▶ **EXERCISE**
Filter these entries, keeping only lines that hold the word "Model".

------------

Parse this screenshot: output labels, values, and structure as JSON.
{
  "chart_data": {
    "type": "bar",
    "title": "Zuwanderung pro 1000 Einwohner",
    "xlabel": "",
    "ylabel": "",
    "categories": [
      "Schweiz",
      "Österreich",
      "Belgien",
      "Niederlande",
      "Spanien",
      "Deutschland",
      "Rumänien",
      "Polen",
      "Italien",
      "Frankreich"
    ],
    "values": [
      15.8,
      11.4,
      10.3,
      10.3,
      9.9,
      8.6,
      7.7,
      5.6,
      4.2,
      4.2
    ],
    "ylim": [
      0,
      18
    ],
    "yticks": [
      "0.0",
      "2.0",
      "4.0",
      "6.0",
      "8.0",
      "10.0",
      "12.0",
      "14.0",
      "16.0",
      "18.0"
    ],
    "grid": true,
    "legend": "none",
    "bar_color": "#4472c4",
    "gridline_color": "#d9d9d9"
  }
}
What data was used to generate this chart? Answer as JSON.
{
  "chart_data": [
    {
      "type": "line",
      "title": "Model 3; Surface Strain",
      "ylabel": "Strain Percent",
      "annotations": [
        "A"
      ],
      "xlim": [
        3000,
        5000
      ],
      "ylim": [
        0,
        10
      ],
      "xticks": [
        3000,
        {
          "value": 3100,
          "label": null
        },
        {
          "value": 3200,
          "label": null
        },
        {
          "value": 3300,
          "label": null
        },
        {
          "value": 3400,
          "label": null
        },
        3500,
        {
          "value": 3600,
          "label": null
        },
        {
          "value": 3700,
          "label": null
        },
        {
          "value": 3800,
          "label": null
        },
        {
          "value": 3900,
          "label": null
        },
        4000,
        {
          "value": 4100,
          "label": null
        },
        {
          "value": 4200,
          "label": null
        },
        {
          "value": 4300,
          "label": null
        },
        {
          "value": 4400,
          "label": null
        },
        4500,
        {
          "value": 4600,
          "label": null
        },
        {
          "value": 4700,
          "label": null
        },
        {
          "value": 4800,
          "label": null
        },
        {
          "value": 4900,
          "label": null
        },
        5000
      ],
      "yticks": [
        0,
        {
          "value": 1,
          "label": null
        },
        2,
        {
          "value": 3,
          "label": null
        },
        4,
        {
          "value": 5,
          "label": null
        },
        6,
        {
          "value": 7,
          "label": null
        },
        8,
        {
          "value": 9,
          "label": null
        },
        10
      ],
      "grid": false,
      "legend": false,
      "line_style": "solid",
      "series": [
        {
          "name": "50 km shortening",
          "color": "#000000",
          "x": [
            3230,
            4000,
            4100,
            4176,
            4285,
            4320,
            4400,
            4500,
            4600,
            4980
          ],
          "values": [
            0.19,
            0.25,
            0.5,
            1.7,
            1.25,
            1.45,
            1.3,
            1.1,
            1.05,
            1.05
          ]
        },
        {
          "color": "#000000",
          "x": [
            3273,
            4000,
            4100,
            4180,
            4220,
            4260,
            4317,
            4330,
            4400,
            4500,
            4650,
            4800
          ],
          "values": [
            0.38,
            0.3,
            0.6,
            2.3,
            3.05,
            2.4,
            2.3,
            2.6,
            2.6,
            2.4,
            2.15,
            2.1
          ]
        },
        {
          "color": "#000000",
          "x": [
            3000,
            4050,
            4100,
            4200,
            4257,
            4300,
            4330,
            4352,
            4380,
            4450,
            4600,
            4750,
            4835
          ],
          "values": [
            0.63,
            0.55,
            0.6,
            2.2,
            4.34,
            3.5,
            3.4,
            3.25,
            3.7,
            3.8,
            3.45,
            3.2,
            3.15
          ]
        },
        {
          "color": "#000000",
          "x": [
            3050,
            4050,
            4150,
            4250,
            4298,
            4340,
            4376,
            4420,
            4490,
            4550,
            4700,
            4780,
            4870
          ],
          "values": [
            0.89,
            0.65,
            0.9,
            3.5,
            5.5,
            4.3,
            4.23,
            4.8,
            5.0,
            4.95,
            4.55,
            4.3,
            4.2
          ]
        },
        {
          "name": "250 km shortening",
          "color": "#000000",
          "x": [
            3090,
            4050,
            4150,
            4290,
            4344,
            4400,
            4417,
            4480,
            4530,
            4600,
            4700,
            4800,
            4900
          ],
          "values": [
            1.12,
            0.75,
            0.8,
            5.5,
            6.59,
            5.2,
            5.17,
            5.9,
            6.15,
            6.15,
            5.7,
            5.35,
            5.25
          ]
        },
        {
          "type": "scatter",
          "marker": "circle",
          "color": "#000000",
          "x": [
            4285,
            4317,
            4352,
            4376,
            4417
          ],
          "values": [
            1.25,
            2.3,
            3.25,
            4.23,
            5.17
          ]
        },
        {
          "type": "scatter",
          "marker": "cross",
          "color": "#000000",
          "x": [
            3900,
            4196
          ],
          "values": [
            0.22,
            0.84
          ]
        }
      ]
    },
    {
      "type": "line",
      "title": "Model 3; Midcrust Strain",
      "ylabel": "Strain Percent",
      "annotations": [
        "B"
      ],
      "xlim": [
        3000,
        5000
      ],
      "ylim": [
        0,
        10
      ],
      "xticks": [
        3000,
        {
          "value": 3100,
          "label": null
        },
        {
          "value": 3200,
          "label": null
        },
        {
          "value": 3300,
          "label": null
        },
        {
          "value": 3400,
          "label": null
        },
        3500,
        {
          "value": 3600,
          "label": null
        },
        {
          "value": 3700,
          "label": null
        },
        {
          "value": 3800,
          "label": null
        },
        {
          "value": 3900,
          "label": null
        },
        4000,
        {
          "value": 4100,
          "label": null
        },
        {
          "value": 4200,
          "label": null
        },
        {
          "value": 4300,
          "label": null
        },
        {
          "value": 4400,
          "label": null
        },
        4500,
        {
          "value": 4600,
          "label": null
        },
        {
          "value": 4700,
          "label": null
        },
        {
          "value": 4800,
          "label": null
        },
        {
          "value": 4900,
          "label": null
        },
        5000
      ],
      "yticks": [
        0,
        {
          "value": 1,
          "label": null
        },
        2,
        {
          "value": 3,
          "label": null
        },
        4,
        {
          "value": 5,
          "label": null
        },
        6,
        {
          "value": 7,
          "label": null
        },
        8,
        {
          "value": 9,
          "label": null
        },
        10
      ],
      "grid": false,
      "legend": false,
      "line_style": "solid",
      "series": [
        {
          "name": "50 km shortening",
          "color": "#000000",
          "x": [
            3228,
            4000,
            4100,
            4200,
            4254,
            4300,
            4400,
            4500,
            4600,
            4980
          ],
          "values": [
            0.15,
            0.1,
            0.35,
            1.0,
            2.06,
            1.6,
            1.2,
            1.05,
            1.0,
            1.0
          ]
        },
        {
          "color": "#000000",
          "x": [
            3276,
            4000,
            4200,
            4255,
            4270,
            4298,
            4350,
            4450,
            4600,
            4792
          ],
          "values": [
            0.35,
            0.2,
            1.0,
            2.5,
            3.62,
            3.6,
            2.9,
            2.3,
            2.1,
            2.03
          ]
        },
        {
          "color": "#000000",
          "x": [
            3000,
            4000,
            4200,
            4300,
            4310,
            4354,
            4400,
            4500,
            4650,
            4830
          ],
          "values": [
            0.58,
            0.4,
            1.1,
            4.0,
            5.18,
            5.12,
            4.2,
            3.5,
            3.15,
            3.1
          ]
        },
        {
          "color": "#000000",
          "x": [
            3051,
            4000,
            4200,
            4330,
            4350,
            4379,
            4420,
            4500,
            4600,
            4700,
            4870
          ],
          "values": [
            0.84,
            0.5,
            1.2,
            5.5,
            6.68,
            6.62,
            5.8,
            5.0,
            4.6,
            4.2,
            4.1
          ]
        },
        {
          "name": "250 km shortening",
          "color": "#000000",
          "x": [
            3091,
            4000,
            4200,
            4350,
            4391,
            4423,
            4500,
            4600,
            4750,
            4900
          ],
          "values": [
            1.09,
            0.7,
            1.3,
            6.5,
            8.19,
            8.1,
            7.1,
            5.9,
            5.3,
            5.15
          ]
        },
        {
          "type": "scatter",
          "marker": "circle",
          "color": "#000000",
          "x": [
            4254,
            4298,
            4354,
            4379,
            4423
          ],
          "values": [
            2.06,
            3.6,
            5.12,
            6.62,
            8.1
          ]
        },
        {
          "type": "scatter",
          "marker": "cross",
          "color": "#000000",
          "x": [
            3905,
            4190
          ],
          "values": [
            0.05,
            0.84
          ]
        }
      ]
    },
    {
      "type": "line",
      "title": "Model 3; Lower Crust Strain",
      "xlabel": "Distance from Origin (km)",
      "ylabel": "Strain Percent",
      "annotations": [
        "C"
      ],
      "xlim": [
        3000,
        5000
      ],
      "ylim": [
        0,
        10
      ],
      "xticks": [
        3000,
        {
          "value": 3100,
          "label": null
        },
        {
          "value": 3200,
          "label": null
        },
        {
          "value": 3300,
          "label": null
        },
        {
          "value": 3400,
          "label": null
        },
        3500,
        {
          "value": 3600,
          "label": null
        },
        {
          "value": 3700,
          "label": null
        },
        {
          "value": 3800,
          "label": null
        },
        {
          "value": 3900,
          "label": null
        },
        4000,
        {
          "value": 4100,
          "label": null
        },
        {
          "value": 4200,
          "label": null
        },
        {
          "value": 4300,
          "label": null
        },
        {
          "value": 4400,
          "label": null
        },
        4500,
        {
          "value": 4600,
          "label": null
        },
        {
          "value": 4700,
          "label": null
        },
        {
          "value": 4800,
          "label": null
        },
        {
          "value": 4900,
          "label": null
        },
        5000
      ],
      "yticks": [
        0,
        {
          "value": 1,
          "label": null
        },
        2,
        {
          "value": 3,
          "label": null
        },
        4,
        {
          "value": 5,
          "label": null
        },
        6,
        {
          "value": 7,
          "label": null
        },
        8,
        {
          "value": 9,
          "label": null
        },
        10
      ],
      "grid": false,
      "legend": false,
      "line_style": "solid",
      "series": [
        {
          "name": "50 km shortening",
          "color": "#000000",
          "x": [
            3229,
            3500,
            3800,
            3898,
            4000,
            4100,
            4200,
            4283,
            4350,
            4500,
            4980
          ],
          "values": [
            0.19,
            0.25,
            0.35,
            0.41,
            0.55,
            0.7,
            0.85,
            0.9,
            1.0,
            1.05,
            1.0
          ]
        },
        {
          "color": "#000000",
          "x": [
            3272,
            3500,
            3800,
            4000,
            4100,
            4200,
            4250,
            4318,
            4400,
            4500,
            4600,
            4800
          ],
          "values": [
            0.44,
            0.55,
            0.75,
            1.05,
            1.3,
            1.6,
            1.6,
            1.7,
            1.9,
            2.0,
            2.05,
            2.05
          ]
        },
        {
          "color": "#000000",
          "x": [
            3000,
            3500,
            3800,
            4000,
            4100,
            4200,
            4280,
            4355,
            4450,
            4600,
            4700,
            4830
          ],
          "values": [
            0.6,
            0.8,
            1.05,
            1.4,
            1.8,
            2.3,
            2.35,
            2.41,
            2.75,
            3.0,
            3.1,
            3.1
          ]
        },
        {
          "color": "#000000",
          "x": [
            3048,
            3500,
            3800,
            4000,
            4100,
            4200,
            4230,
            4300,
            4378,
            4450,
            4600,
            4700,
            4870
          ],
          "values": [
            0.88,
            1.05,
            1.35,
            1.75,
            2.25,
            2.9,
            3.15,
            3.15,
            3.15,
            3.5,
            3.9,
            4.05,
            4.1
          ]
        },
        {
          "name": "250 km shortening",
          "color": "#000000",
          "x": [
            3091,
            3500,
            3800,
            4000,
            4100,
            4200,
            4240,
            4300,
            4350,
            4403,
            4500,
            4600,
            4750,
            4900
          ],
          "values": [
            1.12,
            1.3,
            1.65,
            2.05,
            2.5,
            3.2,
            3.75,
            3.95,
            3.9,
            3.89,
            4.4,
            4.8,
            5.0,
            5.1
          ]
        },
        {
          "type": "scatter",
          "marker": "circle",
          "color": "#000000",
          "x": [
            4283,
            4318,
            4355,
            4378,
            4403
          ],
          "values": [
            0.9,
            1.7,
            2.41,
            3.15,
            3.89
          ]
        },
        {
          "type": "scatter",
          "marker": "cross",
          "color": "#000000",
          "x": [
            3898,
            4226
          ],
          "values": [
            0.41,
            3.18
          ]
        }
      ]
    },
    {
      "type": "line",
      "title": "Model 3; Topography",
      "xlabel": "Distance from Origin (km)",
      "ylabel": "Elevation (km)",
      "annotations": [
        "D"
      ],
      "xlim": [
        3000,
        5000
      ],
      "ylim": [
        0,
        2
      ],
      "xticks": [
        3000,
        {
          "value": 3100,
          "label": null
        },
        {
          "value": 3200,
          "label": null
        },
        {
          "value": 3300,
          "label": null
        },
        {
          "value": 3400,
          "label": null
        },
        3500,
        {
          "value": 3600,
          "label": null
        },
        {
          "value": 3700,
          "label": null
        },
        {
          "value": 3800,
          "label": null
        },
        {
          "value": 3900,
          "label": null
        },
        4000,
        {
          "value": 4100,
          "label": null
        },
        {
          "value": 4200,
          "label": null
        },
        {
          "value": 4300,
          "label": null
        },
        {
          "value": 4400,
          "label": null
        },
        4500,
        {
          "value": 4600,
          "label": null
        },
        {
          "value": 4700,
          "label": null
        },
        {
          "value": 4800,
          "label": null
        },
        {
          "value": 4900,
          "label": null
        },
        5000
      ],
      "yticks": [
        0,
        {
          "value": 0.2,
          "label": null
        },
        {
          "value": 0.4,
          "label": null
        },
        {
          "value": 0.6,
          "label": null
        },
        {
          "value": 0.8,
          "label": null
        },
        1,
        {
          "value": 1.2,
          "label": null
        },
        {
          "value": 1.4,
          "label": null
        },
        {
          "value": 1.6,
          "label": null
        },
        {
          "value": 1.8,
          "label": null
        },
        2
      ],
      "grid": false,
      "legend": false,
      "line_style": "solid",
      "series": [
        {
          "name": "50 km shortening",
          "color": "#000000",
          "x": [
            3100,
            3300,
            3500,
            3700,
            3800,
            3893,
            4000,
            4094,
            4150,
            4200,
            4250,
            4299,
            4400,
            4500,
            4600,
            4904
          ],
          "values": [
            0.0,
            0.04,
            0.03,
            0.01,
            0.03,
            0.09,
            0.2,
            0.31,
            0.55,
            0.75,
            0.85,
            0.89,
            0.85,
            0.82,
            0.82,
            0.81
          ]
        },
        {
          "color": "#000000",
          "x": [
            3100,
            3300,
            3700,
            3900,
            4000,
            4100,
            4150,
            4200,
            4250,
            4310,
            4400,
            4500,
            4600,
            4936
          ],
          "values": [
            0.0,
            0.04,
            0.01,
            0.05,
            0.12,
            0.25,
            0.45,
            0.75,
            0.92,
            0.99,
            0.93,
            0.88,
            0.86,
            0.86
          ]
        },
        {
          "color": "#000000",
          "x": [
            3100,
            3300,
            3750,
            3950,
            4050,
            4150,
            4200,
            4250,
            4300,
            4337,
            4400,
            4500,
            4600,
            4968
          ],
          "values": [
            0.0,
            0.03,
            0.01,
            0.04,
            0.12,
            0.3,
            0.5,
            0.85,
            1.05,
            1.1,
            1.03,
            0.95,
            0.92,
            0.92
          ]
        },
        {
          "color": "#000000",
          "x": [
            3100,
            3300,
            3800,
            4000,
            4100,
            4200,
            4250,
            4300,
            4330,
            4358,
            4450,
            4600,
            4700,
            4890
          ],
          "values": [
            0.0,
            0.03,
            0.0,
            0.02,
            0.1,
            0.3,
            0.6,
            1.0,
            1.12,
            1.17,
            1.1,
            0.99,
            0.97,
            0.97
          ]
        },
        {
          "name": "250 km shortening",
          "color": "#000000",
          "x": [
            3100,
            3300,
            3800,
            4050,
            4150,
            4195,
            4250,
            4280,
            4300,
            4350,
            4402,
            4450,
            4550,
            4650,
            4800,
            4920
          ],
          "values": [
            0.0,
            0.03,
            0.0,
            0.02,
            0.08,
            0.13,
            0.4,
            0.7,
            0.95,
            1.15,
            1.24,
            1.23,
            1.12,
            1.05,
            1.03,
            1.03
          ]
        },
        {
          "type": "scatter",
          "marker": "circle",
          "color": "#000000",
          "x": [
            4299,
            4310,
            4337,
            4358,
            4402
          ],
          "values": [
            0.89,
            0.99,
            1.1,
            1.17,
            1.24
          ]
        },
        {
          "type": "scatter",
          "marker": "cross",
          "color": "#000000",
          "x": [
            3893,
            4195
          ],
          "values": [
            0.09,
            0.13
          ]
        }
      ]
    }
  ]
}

------------

▶ **REPLY TO THE EXERCISE**
      "title": "Model 3; Surface Strain",
      "title": "Model 3; Midcrust Strain",
      "title": "Model 3; Lower Crust Strain",
      "title": "Model 3; Topography",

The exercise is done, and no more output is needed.